● Requirements
The entries below should be given again exactly, minus their pictures.

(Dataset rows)
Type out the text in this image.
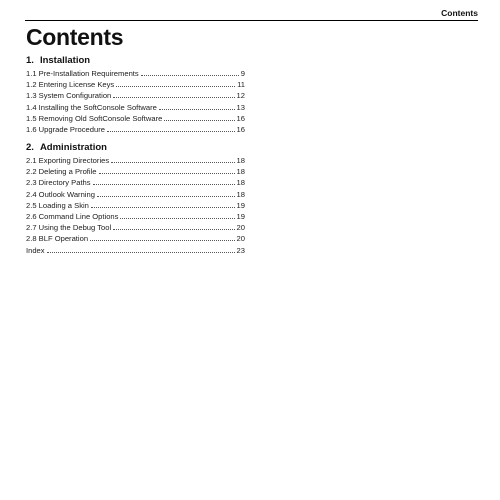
Contents
Contents
1. Installation
1.1 Pre-Installation Requirements	9
1.2 Entering License Keys	11
1.3 System Configuration	12
1.4 Installing the SoftConsole Software	13
1.5 Removing Old SoftConsole Software	16
1.6 Upgrade Procedure	16
2. Administration
2.1 Exporting Directories	18
2.2 Deleting a Profile	18
2.3 Directory Paths	18
2.4 Outlook Warning	18
2.5 Loading a Skin	19
2.6 Command Line Options	19
2.7 Using the Debug Tool	20
2.8 BLF Operation	20
Index	23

● Full solution
Type out the text in this image.
Contents
Contents
1. Installation
1.1 Pre-Installation Requirements	9
1.2 Entering License Keys	11
1.3 System Configuration	12
1.4 Installing the SoftConsole Software	13
1.5 Removing Old SoftConsole Software	16
1.6 Upgrade Procedure	16
2. Administration
2.1 Exporting Directories	18
2.2 Deleting a Profile	18
2.3 Directory Paths	18
2.4 Outlook Warning	18
2.5 Loading a Skin	19
2.6 Command Line Options	19
2.7 Using the Debug Tool	20
2.8 BLF Operation	20
Index	23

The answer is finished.